>> Start AVAILABLE RECORDS
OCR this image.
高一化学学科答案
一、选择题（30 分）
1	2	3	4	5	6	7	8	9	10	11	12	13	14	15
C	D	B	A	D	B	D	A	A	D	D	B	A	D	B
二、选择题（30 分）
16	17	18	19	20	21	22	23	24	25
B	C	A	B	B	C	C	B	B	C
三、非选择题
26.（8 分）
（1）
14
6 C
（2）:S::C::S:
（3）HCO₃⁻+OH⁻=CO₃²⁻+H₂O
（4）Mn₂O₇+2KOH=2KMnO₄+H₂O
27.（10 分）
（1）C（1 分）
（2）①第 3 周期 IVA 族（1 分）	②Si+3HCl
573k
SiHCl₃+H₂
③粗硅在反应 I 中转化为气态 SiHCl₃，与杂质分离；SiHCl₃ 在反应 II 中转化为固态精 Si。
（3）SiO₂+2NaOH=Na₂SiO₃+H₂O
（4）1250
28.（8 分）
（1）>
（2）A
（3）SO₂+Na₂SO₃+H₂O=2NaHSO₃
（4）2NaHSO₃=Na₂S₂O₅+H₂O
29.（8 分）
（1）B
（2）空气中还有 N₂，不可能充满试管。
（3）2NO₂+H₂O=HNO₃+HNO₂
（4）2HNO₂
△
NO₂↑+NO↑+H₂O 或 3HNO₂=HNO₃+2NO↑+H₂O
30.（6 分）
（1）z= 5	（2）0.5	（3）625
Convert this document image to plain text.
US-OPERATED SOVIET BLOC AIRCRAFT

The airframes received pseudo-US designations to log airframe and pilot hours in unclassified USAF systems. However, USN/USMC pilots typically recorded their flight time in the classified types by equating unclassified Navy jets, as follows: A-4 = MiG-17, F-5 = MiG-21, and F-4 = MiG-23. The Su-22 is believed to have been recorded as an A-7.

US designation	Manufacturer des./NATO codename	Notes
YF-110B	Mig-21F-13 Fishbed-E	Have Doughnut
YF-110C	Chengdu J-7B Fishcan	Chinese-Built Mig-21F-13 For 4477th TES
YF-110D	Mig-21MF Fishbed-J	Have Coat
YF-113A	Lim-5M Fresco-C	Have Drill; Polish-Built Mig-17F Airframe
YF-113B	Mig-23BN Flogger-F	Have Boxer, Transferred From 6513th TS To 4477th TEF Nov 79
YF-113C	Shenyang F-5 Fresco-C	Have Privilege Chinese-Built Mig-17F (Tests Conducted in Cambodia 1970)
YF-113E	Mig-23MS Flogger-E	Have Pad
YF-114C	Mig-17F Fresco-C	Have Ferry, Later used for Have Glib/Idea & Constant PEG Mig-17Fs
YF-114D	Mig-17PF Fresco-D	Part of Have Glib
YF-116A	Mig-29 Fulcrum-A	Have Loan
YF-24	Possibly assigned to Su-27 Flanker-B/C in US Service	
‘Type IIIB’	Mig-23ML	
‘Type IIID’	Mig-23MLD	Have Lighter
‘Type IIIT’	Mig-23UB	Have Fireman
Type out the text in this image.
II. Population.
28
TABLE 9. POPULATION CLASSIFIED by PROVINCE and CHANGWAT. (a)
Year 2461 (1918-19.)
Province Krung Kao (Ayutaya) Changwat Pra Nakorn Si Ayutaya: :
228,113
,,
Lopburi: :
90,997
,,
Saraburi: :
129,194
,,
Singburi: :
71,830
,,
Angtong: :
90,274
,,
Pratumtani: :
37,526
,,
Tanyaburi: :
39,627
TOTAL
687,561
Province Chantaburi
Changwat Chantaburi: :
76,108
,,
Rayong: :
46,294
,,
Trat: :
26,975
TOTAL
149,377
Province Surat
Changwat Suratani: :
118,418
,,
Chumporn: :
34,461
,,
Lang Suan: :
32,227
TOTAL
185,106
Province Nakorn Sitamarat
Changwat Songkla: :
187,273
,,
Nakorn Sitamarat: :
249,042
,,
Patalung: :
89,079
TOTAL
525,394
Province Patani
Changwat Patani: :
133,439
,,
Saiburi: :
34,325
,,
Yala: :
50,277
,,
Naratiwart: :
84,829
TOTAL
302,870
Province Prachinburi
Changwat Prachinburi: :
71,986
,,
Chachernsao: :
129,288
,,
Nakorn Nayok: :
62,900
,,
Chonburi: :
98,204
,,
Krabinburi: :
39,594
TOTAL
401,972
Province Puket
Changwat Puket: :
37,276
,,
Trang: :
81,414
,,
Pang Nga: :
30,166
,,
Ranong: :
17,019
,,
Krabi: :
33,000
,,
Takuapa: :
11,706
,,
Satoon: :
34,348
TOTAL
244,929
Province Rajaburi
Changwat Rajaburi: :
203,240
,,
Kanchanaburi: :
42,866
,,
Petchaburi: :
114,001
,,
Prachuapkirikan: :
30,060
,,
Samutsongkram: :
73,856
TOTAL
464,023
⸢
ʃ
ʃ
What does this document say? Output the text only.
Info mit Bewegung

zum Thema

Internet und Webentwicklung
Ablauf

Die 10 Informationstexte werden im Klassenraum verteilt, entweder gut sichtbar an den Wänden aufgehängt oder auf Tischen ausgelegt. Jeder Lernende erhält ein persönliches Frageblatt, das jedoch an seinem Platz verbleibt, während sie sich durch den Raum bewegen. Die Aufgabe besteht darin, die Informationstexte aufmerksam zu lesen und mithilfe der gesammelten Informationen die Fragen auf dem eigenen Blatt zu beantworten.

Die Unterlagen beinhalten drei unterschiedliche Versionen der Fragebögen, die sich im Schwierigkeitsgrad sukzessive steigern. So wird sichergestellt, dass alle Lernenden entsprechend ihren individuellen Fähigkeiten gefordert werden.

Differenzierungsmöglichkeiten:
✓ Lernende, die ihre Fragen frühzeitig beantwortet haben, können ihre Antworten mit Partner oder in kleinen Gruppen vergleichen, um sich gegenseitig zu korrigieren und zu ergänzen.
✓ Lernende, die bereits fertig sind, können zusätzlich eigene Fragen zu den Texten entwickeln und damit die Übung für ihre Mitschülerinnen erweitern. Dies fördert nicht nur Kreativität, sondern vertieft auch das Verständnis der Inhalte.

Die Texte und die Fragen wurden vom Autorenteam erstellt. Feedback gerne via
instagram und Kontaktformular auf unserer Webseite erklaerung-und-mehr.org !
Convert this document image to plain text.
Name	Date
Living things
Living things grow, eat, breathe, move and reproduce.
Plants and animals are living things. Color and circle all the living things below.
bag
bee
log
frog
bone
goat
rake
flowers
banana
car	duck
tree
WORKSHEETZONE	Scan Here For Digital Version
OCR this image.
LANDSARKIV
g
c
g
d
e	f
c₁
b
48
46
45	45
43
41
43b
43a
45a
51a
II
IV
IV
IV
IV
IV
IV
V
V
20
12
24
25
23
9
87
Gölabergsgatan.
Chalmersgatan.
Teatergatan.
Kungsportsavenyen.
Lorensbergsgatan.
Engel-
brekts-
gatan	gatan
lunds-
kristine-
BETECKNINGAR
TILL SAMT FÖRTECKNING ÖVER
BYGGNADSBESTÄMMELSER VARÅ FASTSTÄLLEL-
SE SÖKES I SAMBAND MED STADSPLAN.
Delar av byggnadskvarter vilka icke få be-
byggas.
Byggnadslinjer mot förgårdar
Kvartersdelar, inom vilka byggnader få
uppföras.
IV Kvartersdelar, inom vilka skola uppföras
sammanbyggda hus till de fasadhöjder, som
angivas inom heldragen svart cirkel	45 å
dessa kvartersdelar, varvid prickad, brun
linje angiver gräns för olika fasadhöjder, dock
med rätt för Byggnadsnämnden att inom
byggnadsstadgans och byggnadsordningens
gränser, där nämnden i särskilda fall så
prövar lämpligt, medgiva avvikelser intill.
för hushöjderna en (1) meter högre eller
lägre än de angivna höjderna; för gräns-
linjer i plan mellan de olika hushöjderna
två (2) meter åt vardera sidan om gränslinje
>> End AVAILABLE RECORDS
## WHAT YOU NEED TO DO
In the entries above, find each line with the string "SiHCl₃" and copy it.

## SOLUTION TO THE PROBLEM
SiHCl₃+H₂
③粗硅在反应 I 中转化为气态 SiHCl₃，与杂质分离；SiHCl₃ 在反应 II 中转化为固态精 Si。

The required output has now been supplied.